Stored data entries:
* START *

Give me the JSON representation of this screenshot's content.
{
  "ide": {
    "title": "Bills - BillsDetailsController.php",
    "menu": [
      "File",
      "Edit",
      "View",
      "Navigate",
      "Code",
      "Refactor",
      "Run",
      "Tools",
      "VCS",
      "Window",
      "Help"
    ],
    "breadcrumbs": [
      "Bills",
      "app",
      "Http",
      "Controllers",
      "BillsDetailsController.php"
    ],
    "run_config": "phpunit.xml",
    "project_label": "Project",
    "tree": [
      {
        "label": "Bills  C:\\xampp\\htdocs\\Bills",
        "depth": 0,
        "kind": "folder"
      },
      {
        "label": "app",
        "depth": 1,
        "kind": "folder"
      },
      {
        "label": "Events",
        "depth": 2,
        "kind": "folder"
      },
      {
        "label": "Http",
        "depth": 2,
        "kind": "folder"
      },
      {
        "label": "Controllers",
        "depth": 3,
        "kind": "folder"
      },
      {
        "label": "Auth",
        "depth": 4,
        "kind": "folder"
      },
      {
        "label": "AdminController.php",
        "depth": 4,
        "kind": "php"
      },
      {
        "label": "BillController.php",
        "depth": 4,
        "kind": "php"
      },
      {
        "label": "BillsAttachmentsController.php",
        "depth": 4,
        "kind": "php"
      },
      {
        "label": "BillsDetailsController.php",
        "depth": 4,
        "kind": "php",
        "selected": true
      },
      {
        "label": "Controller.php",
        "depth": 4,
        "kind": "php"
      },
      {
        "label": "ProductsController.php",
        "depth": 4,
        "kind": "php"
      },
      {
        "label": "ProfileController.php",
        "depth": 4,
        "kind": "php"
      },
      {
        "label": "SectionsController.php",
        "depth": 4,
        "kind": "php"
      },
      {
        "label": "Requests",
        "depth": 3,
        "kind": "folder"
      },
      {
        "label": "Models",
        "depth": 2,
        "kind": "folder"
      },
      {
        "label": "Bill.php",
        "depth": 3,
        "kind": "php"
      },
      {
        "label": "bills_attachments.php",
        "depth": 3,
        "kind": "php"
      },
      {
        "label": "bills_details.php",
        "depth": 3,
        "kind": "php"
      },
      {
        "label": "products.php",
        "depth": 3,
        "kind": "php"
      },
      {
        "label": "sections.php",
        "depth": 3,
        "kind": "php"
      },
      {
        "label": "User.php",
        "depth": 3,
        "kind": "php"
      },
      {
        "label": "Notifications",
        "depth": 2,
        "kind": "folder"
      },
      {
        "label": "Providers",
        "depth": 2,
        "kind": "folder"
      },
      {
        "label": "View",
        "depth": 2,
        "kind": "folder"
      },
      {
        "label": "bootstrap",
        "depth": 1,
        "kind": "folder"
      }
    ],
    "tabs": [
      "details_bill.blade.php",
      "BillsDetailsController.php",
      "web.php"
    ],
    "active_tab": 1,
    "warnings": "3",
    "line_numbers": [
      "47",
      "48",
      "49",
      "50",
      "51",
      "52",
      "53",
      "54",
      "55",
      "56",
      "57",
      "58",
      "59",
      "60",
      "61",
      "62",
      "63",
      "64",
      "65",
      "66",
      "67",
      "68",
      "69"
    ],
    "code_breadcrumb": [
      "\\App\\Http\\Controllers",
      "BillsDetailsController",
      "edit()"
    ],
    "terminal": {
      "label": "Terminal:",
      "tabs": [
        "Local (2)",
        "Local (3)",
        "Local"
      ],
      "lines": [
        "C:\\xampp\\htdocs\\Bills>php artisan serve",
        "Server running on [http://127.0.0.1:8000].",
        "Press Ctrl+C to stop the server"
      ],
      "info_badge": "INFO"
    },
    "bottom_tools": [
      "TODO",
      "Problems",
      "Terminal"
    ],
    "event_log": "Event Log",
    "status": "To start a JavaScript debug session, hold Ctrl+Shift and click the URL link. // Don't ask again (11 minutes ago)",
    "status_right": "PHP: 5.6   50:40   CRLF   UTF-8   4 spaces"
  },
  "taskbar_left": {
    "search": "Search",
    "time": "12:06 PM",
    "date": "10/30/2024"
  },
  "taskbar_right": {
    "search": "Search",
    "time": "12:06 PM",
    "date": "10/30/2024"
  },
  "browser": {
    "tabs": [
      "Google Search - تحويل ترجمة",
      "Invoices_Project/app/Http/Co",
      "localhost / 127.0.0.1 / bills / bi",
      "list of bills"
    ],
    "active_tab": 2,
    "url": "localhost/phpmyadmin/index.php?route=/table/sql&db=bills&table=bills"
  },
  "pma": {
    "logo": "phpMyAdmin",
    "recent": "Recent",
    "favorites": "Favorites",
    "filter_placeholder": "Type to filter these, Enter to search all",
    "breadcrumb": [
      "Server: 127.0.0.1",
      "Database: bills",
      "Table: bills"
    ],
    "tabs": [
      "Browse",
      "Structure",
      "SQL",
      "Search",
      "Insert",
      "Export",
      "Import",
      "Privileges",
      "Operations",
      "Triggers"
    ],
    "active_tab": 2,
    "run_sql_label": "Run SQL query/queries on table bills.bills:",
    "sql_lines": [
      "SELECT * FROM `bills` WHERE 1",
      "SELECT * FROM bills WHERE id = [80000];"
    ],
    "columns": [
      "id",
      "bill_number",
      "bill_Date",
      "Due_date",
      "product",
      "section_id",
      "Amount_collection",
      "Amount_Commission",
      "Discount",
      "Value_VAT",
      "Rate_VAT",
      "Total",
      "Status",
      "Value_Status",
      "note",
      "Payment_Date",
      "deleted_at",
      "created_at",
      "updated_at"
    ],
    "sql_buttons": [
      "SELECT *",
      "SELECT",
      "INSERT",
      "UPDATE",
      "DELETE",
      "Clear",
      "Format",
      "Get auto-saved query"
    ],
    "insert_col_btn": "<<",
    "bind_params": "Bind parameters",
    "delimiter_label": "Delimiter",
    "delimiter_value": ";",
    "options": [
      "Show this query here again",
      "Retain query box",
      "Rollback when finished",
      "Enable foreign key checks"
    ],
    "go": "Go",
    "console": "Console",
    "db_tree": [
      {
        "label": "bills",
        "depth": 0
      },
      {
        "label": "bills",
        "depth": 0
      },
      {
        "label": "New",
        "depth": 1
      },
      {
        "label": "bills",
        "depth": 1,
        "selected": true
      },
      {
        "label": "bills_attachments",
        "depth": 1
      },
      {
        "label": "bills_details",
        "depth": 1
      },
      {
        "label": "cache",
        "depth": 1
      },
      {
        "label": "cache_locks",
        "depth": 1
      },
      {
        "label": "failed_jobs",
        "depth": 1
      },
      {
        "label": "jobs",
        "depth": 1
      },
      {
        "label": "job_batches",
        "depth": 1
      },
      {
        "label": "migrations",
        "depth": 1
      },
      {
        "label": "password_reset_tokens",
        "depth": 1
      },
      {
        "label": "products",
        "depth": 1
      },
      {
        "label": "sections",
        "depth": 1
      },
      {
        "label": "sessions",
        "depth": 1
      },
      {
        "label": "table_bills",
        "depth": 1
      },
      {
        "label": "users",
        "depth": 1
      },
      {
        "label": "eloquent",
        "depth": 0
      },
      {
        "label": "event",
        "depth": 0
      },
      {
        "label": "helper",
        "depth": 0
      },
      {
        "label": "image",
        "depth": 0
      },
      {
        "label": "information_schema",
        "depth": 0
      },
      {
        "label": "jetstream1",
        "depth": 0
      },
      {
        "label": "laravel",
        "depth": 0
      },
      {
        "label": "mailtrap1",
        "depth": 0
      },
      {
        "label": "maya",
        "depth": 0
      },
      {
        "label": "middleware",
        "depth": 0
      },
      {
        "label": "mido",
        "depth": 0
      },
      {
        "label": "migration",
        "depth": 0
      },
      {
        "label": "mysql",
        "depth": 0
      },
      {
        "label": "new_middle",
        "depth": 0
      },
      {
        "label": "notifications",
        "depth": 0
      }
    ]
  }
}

* END *

Description of the task: State how many lines in the entries above include the word "localhost"; reply with the number alone.

The completed task: 2